▶ TASK DIRECTIONS:
Search the entries for the word "decorations". Copy every line where it turns up.

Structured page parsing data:
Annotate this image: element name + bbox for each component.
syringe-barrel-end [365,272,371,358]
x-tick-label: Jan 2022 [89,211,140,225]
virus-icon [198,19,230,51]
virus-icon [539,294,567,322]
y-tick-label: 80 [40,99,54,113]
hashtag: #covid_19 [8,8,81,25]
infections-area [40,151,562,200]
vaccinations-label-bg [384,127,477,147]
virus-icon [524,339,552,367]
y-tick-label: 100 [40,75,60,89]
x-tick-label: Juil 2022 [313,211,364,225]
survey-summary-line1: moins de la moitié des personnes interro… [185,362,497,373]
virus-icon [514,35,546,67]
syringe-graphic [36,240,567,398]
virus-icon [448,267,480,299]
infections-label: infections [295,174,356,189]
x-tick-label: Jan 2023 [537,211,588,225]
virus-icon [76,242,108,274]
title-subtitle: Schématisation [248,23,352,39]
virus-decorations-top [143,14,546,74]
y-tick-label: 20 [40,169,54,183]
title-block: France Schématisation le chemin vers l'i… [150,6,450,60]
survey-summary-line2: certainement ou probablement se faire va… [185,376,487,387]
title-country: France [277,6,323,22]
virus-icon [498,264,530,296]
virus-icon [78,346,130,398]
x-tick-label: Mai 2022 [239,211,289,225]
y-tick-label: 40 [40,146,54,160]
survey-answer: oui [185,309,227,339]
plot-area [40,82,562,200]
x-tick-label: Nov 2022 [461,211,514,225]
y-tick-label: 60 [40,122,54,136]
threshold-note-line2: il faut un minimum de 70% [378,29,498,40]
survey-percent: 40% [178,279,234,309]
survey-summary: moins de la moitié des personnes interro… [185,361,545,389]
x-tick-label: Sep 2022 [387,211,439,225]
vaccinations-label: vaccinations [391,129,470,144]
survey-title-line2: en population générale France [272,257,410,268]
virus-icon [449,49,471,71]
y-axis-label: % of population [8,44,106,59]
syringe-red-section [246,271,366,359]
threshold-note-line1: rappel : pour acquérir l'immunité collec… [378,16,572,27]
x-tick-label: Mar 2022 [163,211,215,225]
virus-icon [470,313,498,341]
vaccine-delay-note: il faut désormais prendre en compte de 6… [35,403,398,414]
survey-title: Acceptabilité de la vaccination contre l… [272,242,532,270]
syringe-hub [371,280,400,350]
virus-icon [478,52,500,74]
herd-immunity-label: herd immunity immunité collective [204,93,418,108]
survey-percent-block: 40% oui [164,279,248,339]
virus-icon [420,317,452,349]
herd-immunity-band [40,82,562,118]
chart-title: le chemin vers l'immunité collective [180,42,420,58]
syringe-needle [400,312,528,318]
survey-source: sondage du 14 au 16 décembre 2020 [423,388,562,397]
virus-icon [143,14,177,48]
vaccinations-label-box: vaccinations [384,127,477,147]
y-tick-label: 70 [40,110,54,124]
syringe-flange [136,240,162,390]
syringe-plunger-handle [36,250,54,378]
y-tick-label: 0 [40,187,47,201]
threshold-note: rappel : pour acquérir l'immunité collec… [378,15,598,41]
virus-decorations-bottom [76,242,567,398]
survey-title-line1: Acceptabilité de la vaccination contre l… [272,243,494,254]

▶ EXERCISE RESPONSE:
virus-decorations-top [143,14,546,74]
virus-decorations-bottom [76,242,567,398]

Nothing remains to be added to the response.